Direction: Go through the entries below and pick out every line with "this".

[Start Dataset rows]

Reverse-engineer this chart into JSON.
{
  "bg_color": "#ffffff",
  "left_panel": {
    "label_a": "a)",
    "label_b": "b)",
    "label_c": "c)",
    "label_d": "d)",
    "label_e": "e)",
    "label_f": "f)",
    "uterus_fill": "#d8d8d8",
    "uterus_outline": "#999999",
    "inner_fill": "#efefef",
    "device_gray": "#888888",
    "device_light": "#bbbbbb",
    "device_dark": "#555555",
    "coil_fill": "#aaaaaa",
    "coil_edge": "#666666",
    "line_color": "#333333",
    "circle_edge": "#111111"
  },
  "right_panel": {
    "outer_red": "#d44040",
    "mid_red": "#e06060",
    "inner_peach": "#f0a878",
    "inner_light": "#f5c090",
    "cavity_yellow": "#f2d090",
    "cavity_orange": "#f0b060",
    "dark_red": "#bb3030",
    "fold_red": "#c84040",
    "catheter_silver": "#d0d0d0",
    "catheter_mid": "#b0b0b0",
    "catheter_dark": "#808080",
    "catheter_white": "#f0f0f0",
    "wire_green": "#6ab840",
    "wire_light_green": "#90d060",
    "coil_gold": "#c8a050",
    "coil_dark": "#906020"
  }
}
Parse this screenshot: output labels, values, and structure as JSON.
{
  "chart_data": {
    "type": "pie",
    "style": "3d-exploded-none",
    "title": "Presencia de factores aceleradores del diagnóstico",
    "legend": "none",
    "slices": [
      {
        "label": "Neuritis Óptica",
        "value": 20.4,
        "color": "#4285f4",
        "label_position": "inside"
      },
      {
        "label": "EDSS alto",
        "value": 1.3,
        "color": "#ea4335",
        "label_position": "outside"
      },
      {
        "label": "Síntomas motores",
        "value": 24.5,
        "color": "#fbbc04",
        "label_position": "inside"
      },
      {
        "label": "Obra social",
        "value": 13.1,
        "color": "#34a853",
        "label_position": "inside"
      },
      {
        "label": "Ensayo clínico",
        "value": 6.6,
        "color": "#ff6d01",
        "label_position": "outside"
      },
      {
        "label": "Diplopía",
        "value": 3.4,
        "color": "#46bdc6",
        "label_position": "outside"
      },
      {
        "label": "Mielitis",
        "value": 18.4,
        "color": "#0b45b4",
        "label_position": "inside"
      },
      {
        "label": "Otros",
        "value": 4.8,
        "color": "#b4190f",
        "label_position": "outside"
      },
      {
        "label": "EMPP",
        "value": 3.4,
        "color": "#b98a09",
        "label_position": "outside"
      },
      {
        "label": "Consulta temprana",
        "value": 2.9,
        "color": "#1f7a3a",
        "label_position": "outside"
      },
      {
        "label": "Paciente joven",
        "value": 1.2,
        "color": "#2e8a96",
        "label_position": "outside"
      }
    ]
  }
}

[End Dataset rows]

Exercise solution:
Reverse-engineer this chart into JSON.
Parse this screenshot: output labels, values, and structure as JSON.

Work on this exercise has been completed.